(EXERCISE DIRECTIONS) Within the records that follow, find every line containing the string "JSON". Copy those lines.

[Dataset entries on figures]
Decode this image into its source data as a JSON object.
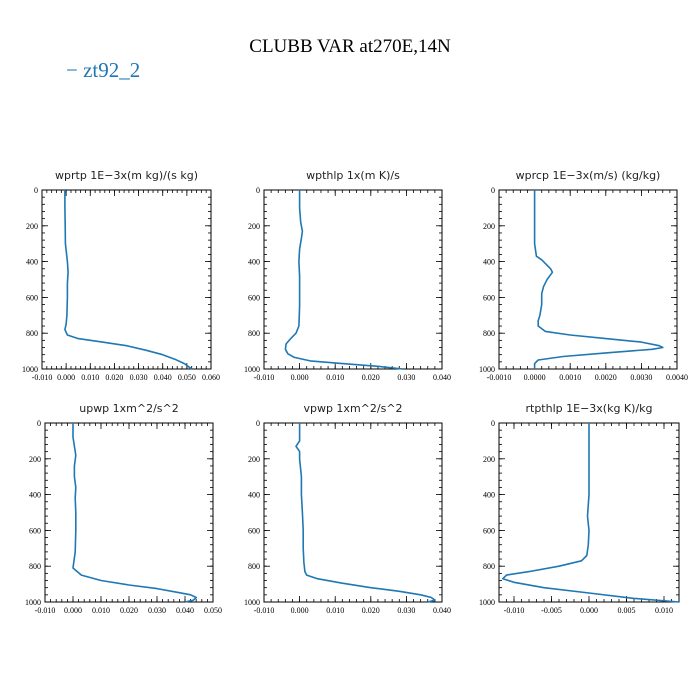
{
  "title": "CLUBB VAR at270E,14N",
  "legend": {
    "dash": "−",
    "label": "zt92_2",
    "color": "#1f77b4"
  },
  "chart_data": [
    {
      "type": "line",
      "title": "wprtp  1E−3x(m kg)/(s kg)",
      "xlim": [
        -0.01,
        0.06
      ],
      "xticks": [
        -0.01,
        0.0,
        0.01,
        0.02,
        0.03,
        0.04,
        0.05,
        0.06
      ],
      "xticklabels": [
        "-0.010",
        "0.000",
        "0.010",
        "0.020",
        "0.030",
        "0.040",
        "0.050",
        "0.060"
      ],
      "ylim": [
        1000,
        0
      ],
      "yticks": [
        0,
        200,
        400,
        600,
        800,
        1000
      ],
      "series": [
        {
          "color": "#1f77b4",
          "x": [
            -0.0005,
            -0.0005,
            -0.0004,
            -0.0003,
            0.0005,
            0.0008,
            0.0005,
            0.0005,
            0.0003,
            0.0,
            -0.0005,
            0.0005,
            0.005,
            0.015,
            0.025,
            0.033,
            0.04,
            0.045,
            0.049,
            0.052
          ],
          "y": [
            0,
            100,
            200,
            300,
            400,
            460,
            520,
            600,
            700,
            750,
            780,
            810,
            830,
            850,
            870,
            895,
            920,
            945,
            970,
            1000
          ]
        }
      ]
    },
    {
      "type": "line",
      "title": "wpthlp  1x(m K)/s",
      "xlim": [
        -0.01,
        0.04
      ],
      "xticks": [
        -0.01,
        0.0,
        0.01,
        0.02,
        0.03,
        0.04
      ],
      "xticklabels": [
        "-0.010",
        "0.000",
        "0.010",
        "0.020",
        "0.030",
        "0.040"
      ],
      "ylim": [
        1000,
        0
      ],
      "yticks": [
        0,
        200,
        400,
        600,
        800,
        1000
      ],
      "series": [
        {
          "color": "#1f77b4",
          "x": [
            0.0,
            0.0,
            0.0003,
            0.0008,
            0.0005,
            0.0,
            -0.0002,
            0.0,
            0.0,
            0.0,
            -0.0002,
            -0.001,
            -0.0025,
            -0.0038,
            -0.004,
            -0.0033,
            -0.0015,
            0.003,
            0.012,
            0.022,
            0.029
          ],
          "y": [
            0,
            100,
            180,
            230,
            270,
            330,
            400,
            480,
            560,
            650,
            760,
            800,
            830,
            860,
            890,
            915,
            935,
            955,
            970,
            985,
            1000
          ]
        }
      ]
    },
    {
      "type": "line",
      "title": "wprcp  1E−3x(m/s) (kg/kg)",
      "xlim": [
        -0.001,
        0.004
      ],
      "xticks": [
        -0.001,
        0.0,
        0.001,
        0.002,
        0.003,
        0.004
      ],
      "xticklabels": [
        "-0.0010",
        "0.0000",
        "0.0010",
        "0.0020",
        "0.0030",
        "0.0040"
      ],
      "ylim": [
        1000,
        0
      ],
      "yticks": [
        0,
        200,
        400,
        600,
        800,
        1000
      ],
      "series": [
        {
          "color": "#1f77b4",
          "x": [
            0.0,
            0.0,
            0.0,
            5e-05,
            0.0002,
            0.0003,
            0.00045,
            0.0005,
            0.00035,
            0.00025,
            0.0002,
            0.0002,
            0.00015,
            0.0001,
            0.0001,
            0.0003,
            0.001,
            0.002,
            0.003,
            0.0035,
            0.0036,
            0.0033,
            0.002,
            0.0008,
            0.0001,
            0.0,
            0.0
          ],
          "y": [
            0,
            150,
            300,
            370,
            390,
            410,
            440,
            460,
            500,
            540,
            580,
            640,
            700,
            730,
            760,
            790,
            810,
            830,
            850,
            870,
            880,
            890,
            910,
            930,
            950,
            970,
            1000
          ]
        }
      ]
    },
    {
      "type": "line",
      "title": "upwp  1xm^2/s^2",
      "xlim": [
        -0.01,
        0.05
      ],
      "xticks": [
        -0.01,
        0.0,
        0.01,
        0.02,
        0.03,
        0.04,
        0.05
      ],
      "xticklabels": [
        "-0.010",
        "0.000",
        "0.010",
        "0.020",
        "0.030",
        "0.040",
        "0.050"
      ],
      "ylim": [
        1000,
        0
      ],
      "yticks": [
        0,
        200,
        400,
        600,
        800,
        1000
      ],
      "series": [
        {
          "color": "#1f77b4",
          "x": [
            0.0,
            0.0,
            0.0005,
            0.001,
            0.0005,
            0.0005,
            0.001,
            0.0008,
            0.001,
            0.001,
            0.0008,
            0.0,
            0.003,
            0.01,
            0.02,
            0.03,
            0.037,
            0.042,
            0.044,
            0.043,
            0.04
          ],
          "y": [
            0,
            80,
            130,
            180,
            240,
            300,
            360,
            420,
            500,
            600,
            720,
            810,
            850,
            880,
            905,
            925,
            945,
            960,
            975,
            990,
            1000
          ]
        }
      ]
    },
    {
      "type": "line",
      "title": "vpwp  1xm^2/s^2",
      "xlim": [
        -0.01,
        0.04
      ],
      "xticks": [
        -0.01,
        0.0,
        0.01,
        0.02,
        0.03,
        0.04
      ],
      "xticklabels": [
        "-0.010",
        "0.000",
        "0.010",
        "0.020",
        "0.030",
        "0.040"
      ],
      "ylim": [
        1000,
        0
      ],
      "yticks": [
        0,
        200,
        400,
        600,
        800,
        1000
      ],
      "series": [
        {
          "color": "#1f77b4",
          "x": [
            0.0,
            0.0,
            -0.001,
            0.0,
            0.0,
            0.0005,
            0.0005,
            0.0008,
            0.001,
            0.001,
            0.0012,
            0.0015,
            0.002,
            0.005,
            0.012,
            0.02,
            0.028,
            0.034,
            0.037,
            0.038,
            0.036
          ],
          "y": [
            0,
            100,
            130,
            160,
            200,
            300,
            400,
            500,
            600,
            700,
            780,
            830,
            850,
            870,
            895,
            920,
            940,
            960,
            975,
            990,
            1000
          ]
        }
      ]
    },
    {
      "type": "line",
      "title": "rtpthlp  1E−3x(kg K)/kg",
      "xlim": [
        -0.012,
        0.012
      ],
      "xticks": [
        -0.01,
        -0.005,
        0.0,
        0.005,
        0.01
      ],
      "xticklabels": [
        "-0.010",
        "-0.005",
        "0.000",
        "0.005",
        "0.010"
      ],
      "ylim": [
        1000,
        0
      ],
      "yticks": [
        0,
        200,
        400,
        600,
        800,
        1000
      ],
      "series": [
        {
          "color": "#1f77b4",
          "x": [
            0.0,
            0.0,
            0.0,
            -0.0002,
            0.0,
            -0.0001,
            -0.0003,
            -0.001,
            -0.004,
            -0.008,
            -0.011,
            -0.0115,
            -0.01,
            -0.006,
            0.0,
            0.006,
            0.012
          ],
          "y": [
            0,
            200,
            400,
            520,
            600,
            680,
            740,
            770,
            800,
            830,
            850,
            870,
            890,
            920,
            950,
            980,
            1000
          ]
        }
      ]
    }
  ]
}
* * *
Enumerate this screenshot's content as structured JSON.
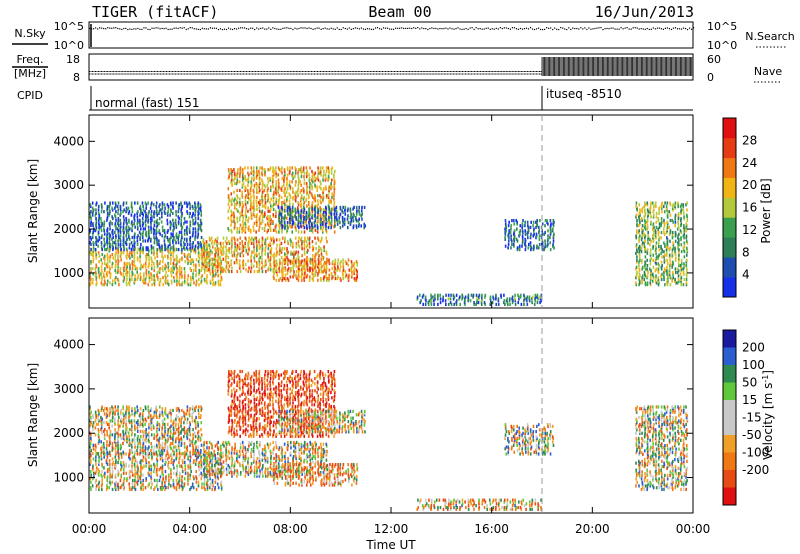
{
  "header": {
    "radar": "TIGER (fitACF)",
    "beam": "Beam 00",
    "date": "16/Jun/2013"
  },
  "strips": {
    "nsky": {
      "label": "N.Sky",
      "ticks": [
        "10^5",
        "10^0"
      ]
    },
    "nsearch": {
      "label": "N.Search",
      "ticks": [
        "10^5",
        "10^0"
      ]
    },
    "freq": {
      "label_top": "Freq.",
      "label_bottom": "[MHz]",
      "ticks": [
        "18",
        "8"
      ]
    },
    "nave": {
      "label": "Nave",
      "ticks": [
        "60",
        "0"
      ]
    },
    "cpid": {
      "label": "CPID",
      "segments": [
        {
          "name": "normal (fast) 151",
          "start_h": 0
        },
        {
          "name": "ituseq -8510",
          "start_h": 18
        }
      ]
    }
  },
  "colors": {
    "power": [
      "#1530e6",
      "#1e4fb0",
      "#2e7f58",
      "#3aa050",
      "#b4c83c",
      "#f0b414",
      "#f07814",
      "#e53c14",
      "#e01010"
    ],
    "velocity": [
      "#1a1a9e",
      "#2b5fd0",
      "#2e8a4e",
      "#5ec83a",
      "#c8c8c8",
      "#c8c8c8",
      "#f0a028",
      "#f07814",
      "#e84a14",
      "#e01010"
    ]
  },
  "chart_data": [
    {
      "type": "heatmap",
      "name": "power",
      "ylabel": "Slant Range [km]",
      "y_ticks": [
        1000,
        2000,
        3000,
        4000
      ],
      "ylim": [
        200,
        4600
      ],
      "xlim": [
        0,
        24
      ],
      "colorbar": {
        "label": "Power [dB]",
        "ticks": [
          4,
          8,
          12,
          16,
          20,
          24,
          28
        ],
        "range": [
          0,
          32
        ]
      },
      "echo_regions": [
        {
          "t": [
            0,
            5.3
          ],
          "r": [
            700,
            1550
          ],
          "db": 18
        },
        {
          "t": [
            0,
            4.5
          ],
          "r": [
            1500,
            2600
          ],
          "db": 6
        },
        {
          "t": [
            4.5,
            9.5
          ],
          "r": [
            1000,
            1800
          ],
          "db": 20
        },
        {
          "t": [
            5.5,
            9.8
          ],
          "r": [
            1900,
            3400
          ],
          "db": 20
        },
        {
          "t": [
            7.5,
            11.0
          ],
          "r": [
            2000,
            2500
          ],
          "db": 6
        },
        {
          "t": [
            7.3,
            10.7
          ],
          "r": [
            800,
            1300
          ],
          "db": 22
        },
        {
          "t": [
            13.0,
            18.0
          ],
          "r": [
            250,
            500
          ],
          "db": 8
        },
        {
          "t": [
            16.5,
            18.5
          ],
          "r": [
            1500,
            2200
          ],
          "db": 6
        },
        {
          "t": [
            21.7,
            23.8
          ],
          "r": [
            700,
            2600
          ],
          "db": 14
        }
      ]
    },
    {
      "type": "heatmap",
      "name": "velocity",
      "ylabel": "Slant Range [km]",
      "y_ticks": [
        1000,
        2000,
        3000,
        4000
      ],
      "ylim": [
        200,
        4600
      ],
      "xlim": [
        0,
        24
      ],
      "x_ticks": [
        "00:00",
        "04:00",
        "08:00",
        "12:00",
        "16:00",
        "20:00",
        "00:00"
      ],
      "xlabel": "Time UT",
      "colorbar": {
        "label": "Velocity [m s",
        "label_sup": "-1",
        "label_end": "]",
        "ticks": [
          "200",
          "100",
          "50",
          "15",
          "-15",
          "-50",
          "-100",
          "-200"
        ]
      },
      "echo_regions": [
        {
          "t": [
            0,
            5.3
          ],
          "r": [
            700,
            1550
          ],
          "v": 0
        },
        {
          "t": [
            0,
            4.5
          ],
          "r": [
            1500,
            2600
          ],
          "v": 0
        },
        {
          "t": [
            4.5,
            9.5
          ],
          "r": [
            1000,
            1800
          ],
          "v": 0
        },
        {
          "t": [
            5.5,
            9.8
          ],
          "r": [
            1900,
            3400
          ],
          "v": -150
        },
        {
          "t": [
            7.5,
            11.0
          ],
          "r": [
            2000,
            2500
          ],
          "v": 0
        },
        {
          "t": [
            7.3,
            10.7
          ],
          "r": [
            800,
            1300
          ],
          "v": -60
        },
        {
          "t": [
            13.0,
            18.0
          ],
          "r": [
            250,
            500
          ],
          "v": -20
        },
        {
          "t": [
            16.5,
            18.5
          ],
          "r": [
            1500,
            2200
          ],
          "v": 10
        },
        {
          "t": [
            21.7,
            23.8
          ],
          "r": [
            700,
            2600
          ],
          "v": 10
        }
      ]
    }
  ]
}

(TASK RESPONSE)
Decode this image into its source data as a JSON object.
Enumerate this screenshot's content as structured JSON.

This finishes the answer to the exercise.